— begin Data —

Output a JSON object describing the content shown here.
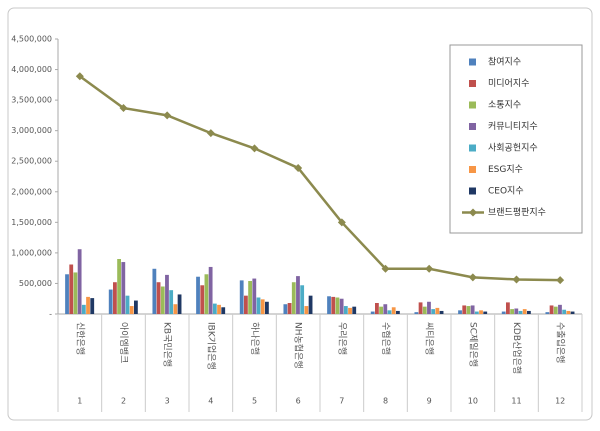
{
  "chart_data": {
    "type": "bar",
    "categories": [
      "신한은행",
      "아이엠뱅크",
      "KB국민은행",
      "IBK기업은행",
      "하나은행",
      "NH농협은행",
      "우리은행",
      "수협은행",
      "씨티은행",
      "SC제일은행",
      "KDB산업은행",
      "수출입은행"
    ],
    "category_numbers": [
      "1",
      "2",
      "3",
      "4",
      "5",
      "6",
      "7",
      "8",
      "9",
      "10",
      "11",
      "12"
    ],
    "series": [
      {
        "name": "참여지수",
        "color": "#4f81bd",
        "values": [
          650000,
          400000,
          740000,
          610000,
          550000,
          160000,
          290000,
          40000,
          30000,
          60000,
          40000,
          30000
        ]
      },
      {
        "name": "미디어지수",
        "color": "#c0504d",
        "values": [
          810000,
          520000,
          520000,
          470000,
          300000,
          180000,
          280000,
          180000,
          190000,
          140000,
          190000,
          140000
        ]
      },
      {
        "name": "소통지수",
        "color": "#9bbb59",
        "values": [
          680000,
          900000,
          450000,
          650000,
          540000,
          520000,
          270000,
          120000,
          120000,
          130000,
          80000,
          120000
        ]
      },
      {
        "name": "커뮤니티지수",
        "color": "#8064a2",
        "values": [
          1060000,
          850000,
          640000,
          770000,
          580000,
          620000,
          250000,
          160000,
          200000,
          140000,
          90000,
          150000
        ]
      },
      {
        "name": "사회공헌지수",
        "color": "#4bacc6",
        "values": [
          150000,
          300000,
          390000,
          170000,
          270000,
          470000,
          130000,
          60000,
          80000,
          40000,
          50000,
          70000
        ]
      },
      {
        "name": "ESG지수",
        "color": "#f79646",
        "values": [
          280000,
          130000,
          160000,
          150000,
          240000,
          130000,
          100000,
          110000,
          100000,
          60000,
          80000,
          50000
        ]
      },
      {
        "name": "CEO지수",
        "color": "#1f3864",
        "values": [
          260000,
          220000,
          320000,
          110000,
          200000,
          300000,
          120000,
          50000,
          50000,
          40000,
          50000,
          40000
        ]
      },
      {
        "name": "브랜드평판지수",
        "color": "#8c8a4e",
        "type": "line",
        "values": [
          3890000,
          3370000,
          3250000,
          2960000,
          2710000,
          2390000,
          1500000,
          740000,
          740000,
          600000,
          565000,
          555000
        ]
      }
    ],
    "ylim": [
      0,
      4500000
    ],
    "yticks": [
      {
        "value": 0,
        "label": "-"
      },
      {
        "value": 500000,
        "label": "500,000"
      },
      {
        "value": 1000000,
        "label": "1,000,000"
      },
      {
        "value": 1500000,
        "label": "1,500,000"
      },
      {
        "value": 2000000,
        "label": "2,000,000"
      },
      {
        "value": 2500000,
        "label": "2,500,000"
      },
      {
        "value": 3000000,
        "label": "3,000,000"
      },
      {
        "value": 3500000,
        "label": "3,500,000"
      },
      {
        "value": 4000000,
        "label": "4,000,000"
      },
      {
        "value": 4500000,
        "label": "4,500,000"
      }
    ],
    "grid": false,
    "legend": "upper right"
  }
}
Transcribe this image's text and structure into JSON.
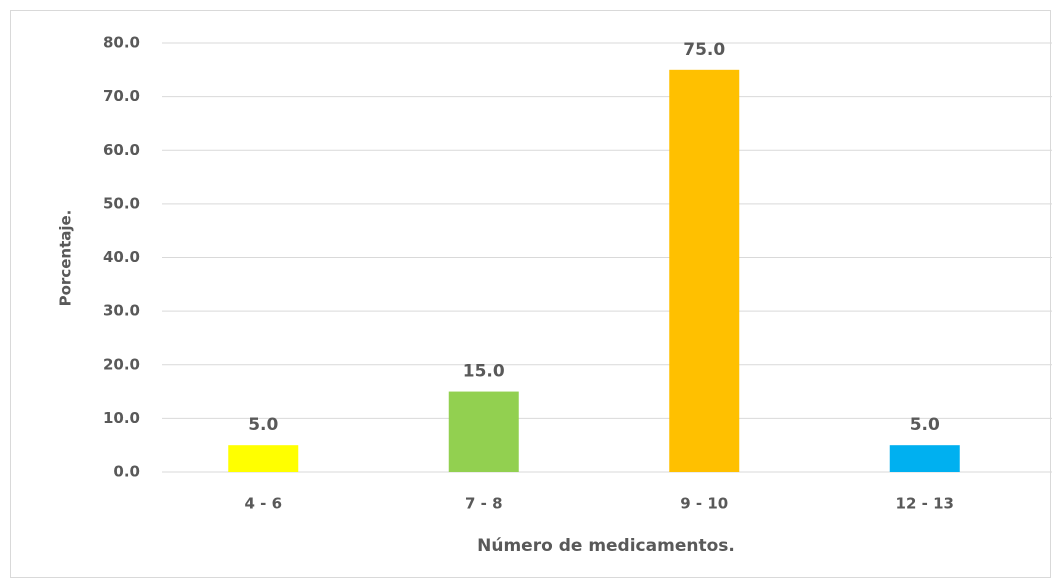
{
  "chart_data": {
    "type": "bar",
    "x_label": "Número de medicamentos.",
    "y_label": "Porcentaje.",
    "categories": [
      "4 - 6",
      "7 - 8",
      "9 - 10",
      "12 - 13"
    ],
    "values": [
      5.0,
      15.0,
      75.0,
      5.0
    ],
    "value_labels": [
      "5.0",
      "15.0",
      "75.0",
      "5.0"
    ],
    "colors": [
      "#ffff00",
      "#92d050",
      "#ffc000",
      "#00b0f0"
    ],
    "ylim": [
      0,
      80
    ],
    "yticks": [
      {
        "value": 0,
        "label": "0.0"
      },
      {
        "value": 10,
        "label": "10.0"
      },
      {
        "value": 20,
        "label": "20.0"
      },
      {
        "value": 30,
        "label": "30.0"
      },
      {
        "value": 40,
        "label": "40.0"
      },
      {
        "value": 50,
        "label": "50.0"
      },
      {
        "value": 60,
        "label": "60.0"
      },
      {
        "value": 70,
        "label": "70.0"
      },
      {
        "value": 80,
        "label": "80.0"
      }
    ],
    "grid": true
  }
}
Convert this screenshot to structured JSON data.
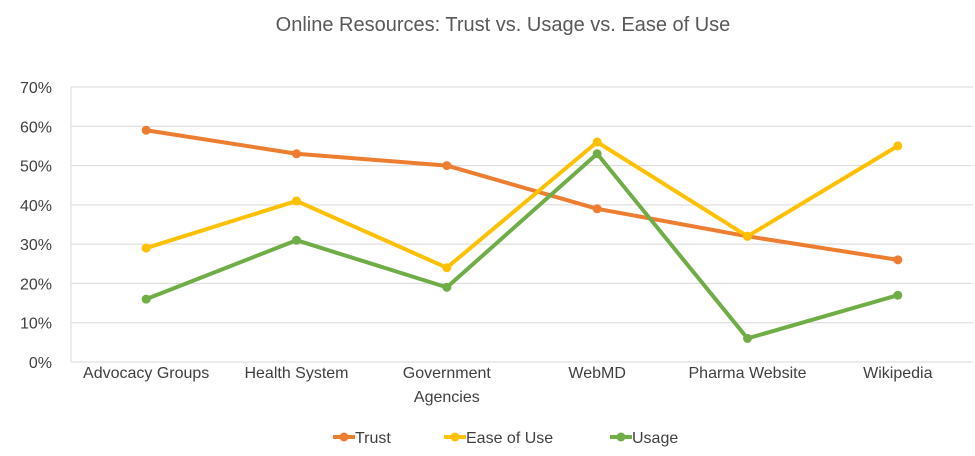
{
  "chart_data": {
    "type": "line",
    "title": "Online Resources: Trust vs. Usage vs. Ease of Use",
    "categories": [
      [
        "Advocacy Groups"
      ],
      [
        "Health System"
      ],
      [
        "Government",
        "Agencies"
      ],
      [
        "WebMD"
      ],
      [
        "Pharma Website"
      ],
      [
        "Wikipedia"
      ]
    ],
    "y_ticks": [
      "0%",
      "10%",
      "20%",
      "30%",
      "40%",
      "50%",
      "60%",
      "70%"
    ],
    "ylim": [
      0,
      0.7
    ],
    "grid": true,
    "legend_position": "bottom",
    "series": [
      {
        "name": "Trust",
        "color": "#ED7D31",
        "values": [
          0.59,
          0.53,
          0.5,
          0.39,
          0.32,
          0.26
        ]
      },
      {
        "name": "Ease of Use",
        "color": "#FFC000",
        "values": [
          0.29,
          0.41,
          0.24,
          0.56,
          0.32,
          0.55
        ]
      },
      {
        "name": "Usage",
        "color": "#70AD47",
        "values": [
          0.16,
          0.31,
          0.19,
          0.53,
          0.06,
          0.17
        ]
      }
    ]
  }
}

— end Data —

Retype the data above exactly; pictures are not part of the copy.

▶ [Written response]
Output a JSON object describing the content shown here.
{
  "chart_data": {
    "type": "bar",
    "categories": [
      "신한은행",
      "아이엠뱅크",
      "KB국민은행",
      "IBK기업은행",
      "하나은행",
      "NH농협은행",
      "우리은행",
      "수협은행",
      "씨티은행",
      "SC제일은행",
      "KDB산업은행",
      "수출입은행"
    ],
    "category_numbers": [
      "1",
      "2",
      "3",
      "4",
      "5",
      "6",
      "7",
      "8",
      "9",
      "10",
      "11",
      "12"
    ],
    "series": [
      {
        "name": "참여지수",
        "color": "#4f81bd",
        "values": [
          650000,
          400000,
          740000,
          610000,
          550000,
          160000,
          290000,
          40000,
          30000,
          60000,
          40000,
          30000
        ]
      },
      {
        "name": "미디어지수",
        "color": "#c0504d",
        "values": [
          810000,
          520000,
          520000,
          470000,
          300000,
          180000,
          280000,
          180000,
          190000,
          140000,
          190000,
          140000
        ]
      },
      {
        "name": "소통지수",
        "color": "#9bbb59",
        "values": [
          680000,
          900000,
          450000,
          650000,
          540000,
          520000,
          270000,
          120000,
          120000,
          130000,
          80000,
          120000
        ]
      },
      {
        "name": "커뮤니티지수",
        "color": "#8064a2",
        "values": [
          1060000,
          850000,
          640000,
          770000,
          580000,
          620000,
          250000,
          160000,
          200000,
          140000,
          90000,
          150000
        ]
      },
      {
        "name": "사회공헌지수",
        "color": "#4bacc6",
        "values": [
          150000,
          300000,
          390000,
          170000,
          270000,
          470000,
          130000,
          60000,
          80000,
          40000,
          50000,
          70000
        ]
      },
      {
        "name": "ESG지수",
        "color": "#f79646",
        "values": [
          280000,
          130000,
          160000,
          150000,
          240000,
          130000,
          100000,
          110000,
          100000,
          60000,
          80000,
          50000
        ]
      },
      {
        "name": "CEO지수",
        "color": "#1f3864",
        "values": [
          260000,
          220000,
          320000,
          110000,
          200000,
          300000,
          120000,
          50000,
          50000,
          40000,
          50000,
          40000
        ]
      },
      {
        "name": "브랜드평판지수",
        "color": "#8c8a4e",
        "type": "line",
        "values": [
          3890000,
          3370000,
          3250000,
          2960000,
          2710000,
          2390000,
          1500000,
          740000,
          740000,
          600000,
          565000,
          555000
        ]
      }
    ],
    "ylim": [
      0,
      4500000
    ],
    "yticks": [
      {
        "value": 0,
        "label": "-"
      },
      {
        "value": 500000,
        "label": "500,000"
      },
      {
        "value": 1000000,
        "label": "1,000,000"
      },
      {
        "value": 1500000,
        "label": "1,500,000"
      },
      {
        "value": 2000000,
        "label": "2,000,000"
      },
      {
        "value": 2500000,
        "label": "2,500,000"
      },
      {
        "value": 3000000,
        "label": "3,000,000"
      },
      {
        "value": 3500000,
        "label": "3,500,000"
      },
      {
        "value": 4000000,
        "label": "4,000,000"
      },
      {
        "value": 4500000,
        "label": "4,500,000"
      }
    ],
    "grid": false,
    "legend": "upper right"
  }
}
Transcribe this image's text and structure into JSON.
{
  "chart_data": {
    "type": "bar",
    "x_label": "Número de medicamentos.",
    "y_label": "Porcentaje.",
    "categories": [
      "4 - 6",
      "7 - 8",
      "9 - 10",
      "12 - 13"
    ],
    "values": [
      5.0,
      15.0,
      75.0,
      5.0
    ],
    "value_labels": [
      "5.0",
      "15.0",
      "75.0",
      "5.0"
    ],
    "colors": [
      "#ffff00",
      "#92d050",
      "#ffc000",
      "#00b0f0"
    ],
    "ylim": [
      0,
      80
    ],
    "yticks": [
      {
        "value": 0,
        "label": "0.0"
      },
      {
        "value": 10,
        "label": "10.0"
      },
      {
        "value": 20,
        "label": "20.0"
      },
      {
        "value": 30,
        "label": "30.0"
      },
      {
        "value": 40,
        "label": "40.0"
      },
      {
        "value": 50,
        "label": "50.0"
      },
      {
        "value": 60,
        "label": "60.0"
      },
      {
        "value": 70,
        "label": "70.0"
      },
      {
        "value": 80,
        "label": "80.0"
      }
    ],
    "grid": true
  }
}
Convert this screenshot to structured JSON data.
{
  "chart_data": {
    "type": "line",
    "title": "Online Resources: Trust vs. Usage vs. Ease of Use",
    "categories": [
      [
        "Advocacy Groups"
      ],
      [
        "Health System"
      ],
      [
        "Government",
        "Agencies"
      ],
      [
        "WebMD"
      ],
      [
        "Pharma Website"
      ],
      [
        "Wikipedia"
      ]
    ],
    "y_ticks": [
      "0%",
      "10%",
      "20%",
      "30%",
      "40%",
      "50%",
      "60%",
      "70%"
    ],
    "ylim": [
      0,
      0.7
    ],
    "grid": true,
    "legend_position": "bottom",
    "series": [
      {
        "name": "Trust",
        "color": "#ED7D31",
        "values": [
          0.59,
          0.53,
          0.5,
          0.39,
          0.32,
          0.26
        ]
      },
      {
        "name": "Ease of Use",
        "color": "#FFC000",
        "values": [
          0.29,
          0.41,
          0.24,
          0.56,
          0.32,
          0.55
        ]
      },
      {
        "name": "Usage",
        "color": "#70AD47",
        "values": [
          0.16,
          0.31,
          0.19,
          0.53,
          0.06,
          0.17
        ]
      }
    ]
  }
}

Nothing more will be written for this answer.